Exercise directions –
Take every line from the listing below that contains "this".

Information given –
/---

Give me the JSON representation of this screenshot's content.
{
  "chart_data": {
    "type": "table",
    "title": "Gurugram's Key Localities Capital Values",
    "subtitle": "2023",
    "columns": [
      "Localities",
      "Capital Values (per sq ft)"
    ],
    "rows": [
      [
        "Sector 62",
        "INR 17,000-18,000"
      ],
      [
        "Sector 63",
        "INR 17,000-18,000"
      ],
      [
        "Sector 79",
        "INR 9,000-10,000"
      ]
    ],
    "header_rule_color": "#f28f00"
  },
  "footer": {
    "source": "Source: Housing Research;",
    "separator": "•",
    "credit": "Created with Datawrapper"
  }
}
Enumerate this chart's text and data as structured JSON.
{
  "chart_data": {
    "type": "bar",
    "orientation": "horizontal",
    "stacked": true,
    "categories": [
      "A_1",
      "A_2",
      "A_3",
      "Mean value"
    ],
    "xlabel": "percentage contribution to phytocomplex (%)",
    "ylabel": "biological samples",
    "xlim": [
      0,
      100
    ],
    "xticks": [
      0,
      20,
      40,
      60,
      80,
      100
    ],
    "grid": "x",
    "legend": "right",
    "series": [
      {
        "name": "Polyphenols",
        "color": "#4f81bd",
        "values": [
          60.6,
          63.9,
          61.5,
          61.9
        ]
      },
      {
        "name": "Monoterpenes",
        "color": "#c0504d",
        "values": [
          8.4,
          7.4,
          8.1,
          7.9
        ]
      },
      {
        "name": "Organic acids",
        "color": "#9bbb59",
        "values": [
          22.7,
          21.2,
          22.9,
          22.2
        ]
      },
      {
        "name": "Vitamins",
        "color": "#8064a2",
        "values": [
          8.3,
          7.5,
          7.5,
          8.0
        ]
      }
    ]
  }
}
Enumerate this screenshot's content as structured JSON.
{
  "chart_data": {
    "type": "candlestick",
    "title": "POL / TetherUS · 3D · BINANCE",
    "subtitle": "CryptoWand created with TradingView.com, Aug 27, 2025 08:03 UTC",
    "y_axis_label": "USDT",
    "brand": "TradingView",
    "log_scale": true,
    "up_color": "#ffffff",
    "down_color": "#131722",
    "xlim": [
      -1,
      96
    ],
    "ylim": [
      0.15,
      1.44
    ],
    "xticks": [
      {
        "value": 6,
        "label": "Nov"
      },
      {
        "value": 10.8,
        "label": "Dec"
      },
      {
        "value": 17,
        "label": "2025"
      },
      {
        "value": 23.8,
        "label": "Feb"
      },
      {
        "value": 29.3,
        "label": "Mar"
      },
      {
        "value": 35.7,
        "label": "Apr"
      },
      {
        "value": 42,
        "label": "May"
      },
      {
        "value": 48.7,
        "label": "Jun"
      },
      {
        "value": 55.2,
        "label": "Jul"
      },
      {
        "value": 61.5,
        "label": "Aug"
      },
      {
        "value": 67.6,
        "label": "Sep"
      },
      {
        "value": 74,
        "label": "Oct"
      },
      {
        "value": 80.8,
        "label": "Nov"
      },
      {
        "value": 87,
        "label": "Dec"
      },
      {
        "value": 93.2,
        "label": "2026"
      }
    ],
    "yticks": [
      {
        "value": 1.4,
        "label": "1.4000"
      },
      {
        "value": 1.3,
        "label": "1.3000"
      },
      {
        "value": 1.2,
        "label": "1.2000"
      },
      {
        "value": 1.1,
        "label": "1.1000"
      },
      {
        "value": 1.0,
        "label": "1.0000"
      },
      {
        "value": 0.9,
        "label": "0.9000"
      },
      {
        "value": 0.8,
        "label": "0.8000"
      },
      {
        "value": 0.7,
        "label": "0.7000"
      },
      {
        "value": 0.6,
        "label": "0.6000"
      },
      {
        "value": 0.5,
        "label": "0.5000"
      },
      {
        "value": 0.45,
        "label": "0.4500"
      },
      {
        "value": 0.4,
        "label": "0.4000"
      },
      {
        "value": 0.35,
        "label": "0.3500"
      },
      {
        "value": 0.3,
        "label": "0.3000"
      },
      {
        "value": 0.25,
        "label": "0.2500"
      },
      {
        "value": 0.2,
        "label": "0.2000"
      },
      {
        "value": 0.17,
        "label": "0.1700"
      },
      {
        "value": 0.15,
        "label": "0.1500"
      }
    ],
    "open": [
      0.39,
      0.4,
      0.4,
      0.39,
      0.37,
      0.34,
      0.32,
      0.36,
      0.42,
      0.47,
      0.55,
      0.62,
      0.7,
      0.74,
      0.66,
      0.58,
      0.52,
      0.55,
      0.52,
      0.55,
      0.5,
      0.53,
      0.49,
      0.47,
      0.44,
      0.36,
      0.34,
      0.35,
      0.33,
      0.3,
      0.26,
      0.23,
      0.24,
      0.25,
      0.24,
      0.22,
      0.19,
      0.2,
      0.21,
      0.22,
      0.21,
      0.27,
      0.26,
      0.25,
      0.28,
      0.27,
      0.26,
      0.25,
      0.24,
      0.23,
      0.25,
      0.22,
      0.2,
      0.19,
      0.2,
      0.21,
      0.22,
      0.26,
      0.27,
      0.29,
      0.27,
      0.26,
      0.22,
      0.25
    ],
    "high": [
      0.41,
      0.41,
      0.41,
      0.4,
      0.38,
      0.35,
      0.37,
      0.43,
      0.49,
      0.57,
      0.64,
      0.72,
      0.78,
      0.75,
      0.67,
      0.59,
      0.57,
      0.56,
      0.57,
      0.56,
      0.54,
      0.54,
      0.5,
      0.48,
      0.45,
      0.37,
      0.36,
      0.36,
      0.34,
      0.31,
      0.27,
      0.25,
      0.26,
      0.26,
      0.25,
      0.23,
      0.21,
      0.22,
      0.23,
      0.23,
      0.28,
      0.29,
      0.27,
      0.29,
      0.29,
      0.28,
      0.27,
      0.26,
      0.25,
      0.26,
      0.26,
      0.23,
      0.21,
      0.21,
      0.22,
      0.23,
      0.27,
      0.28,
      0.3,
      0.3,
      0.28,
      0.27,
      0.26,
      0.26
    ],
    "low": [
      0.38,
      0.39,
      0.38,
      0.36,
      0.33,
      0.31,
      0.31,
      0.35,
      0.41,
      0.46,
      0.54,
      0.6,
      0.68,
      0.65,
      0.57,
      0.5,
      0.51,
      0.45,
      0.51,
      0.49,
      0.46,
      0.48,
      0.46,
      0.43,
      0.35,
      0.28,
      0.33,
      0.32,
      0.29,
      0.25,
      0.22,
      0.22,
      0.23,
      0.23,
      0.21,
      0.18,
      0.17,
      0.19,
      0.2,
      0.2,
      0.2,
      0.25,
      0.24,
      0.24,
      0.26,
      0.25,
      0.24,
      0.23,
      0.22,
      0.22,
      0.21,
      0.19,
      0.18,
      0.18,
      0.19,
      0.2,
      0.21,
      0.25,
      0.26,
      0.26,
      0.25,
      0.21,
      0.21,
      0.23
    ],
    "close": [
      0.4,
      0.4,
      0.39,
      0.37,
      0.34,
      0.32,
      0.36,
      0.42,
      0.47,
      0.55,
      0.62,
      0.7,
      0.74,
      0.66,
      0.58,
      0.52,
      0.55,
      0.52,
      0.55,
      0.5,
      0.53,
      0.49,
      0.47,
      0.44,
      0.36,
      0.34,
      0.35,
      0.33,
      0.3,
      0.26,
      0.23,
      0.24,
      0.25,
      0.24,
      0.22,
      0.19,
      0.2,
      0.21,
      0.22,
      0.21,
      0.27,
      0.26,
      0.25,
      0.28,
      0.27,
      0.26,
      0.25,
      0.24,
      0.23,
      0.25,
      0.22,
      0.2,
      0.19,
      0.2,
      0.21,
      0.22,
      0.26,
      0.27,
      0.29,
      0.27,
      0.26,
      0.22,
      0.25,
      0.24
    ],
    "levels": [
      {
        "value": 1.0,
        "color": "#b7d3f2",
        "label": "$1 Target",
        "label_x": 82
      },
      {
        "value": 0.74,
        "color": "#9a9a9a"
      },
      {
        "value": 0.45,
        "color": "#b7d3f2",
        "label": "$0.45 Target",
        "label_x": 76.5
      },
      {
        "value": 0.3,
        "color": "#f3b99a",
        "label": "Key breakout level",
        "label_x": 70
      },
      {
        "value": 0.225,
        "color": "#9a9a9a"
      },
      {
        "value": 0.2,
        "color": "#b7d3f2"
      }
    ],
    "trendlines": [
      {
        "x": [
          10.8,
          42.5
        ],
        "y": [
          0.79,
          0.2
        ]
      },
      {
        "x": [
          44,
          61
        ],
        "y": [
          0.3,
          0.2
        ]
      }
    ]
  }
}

\---

Reply –
Give me the JSON representation of this screenshot's content.
Enumerate this chart's text and data as structured JSON.
Enumerate this screenshot's content as structured JSON.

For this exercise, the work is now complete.